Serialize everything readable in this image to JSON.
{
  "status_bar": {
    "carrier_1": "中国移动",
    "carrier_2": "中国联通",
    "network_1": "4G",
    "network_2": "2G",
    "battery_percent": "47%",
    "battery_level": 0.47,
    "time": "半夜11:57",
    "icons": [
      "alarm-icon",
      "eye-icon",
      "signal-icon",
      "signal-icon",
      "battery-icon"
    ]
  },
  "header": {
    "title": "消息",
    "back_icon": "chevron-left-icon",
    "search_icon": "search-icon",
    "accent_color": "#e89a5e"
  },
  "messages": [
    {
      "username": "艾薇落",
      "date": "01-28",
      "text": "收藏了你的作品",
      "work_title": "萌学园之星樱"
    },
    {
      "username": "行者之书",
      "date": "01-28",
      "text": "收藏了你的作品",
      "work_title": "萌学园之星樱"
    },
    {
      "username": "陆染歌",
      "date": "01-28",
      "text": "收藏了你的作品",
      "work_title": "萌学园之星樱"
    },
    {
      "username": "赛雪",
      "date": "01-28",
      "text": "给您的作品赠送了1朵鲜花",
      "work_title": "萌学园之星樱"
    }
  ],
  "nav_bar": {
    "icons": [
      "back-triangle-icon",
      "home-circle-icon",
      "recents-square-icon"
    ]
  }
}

YOUR OBJECTIVE:
Write out all records exactly, keeping every detail.

RESULT FOR THIS TASK:
Serialize everything readable in this image to JSON.
{
  "status_bar": {
    "carrier_1": "中国移动",
    "carrier_2": "中国联通",
    "network_1": "4G",
    "network_2": "2G",
    "battery_percent": "47%",
    "battery_level": 0.47,
    "time": "半夜11:57",
    "icons": [
      "alarm-icon",
      "eye-icon",
      "signal-icon",
      "signal-icon",
      "battery-icon"
    ]
  },
  "header": {
    "title": "消息",
    "back_icon": "chevron-left-icon",
    "search_icon": "search-icon",
    "accent_color": "#e89a5e"
  },
  "messages": [
    {
      "username": "艾薇落",
      "date": "01-28",
      "text": "收藏了你的作品",
      "work_title": "萌学园之星樱"
    },
    {
      "username": "行者之书",
      "date": "01-28",
      "text": "收藏了你的作品",
      "work_title": "萌学园之星樱"
    },
    {
      "username": "陆染歌",
      "date": "01-28",
      "text": "收藏了你的作品",
      "work_title": "萌学园之星樱"
    },
    {
      "username": "赛雪",
      "date": "01-28",
      "text": "给您的作品赠送了1朵鲜花",
      "work_title": "萌学园之星樱"
    }
  ],
  "nav_bar": {
    "icons": [
      "back-triangle-icon",
      "home-circle-icon",
      "recents-square-icon"
    ]
  }
}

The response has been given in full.